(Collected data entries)
• • • •

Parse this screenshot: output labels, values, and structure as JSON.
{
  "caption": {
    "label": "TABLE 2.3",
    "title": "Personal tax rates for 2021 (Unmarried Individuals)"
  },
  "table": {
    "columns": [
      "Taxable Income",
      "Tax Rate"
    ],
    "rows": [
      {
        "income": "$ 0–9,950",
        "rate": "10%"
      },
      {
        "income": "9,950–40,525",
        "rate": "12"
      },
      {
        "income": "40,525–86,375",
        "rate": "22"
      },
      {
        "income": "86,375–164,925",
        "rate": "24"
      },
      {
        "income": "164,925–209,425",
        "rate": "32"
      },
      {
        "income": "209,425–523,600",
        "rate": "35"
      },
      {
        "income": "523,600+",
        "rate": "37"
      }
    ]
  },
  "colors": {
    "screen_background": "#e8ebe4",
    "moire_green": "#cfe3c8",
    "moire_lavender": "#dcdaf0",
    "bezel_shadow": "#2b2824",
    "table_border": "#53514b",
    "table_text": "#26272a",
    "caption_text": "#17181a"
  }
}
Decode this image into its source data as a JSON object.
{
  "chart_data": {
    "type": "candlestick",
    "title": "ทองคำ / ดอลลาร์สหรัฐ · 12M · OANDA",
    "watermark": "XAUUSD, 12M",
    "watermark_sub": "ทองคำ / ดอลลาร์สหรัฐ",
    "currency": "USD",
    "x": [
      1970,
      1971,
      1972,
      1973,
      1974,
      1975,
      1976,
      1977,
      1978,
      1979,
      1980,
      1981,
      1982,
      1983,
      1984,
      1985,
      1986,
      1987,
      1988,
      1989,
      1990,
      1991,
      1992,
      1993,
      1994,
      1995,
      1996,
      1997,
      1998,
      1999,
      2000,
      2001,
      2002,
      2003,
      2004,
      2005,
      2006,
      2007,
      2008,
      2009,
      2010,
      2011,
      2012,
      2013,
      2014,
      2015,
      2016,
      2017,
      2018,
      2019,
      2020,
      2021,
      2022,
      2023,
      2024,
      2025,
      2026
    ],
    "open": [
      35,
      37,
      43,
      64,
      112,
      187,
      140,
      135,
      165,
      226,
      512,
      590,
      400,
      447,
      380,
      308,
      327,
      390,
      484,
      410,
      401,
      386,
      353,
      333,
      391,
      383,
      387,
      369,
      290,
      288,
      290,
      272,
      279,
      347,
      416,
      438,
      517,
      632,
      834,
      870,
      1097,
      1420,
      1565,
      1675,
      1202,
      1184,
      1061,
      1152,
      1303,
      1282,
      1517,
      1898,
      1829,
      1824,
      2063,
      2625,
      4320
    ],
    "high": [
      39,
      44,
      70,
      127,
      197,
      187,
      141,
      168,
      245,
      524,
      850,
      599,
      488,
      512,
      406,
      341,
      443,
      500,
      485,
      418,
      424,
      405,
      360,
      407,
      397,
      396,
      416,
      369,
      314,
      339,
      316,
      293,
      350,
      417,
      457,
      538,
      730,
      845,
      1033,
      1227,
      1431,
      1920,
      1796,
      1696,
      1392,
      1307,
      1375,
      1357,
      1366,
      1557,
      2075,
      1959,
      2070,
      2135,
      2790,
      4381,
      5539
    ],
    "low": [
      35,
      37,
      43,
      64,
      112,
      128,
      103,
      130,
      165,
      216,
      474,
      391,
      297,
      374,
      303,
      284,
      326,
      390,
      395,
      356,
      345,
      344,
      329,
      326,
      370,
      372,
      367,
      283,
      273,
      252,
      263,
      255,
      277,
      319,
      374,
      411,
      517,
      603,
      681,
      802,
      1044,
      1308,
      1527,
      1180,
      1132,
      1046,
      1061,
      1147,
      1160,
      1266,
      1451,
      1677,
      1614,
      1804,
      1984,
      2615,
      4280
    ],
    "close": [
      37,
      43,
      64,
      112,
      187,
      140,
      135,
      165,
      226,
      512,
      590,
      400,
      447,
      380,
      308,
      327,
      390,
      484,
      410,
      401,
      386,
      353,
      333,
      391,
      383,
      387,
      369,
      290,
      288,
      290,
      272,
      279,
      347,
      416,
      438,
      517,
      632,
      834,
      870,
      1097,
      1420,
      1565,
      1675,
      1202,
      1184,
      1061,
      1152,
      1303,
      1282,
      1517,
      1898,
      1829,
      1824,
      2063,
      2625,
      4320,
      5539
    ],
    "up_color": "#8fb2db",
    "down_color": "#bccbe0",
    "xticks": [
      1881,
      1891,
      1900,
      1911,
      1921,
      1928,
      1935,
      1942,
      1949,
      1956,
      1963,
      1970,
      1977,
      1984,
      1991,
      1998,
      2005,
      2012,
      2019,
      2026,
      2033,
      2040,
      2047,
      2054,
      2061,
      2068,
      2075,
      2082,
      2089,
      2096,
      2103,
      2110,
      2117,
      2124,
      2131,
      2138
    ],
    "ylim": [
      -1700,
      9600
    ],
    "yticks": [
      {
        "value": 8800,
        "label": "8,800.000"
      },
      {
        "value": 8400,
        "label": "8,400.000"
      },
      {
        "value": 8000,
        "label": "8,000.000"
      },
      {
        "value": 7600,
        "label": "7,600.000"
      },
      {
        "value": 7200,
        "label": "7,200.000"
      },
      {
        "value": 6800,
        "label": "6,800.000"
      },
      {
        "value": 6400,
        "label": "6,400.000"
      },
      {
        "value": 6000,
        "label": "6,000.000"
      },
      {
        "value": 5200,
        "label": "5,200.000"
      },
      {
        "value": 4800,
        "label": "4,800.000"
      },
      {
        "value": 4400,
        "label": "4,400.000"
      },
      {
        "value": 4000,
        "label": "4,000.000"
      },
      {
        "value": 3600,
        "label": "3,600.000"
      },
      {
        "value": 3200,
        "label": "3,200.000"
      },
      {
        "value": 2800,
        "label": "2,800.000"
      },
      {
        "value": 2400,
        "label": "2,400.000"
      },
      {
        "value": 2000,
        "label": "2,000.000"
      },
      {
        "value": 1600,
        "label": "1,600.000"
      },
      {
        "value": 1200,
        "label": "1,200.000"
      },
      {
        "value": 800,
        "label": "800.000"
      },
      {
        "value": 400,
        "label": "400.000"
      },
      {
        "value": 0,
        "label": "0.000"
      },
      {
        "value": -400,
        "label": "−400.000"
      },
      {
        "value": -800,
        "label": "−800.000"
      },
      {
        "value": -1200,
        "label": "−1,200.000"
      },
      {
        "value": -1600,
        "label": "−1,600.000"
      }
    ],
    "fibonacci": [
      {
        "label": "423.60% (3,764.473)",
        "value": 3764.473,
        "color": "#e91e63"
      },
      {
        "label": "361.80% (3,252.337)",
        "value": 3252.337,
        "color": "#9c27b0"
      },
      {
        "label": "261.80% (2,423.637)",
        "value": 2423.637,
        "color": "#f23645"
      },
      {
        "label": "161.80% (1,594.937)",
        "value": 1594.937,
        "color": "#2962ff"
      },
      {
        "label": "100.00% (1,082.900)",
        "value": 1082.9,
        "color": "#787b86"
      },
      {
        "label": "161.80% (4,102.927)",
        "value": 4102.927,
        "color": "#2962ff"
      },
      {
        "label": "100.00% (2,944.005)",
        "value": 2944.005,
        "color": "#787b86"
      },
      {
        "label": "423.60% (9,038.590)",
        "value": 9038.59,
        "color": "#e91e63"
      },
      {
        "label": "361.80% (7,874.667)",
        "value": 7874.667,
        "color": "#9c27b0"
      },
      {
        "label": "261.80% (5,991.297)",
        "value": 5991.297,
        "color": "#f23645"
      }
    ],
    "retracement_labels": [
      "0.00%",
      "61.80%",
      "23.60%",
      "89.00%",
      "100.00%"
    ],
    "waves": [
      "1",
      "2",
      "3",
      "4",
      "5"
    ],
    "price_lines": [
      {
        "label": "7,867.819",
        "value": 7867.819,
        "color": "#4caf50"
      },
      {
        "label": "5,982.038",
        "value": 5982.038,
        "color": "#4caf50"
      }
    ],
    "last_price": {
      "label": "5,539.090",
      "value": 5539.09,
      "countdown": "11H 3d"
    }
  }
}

• • • •

Required task: Using the records above, copy every line that has the word "this" in it.

Output below:
Parse this screenshot: output labels, values, and structure as JSON.
Decode this image into its source data as a JSON object.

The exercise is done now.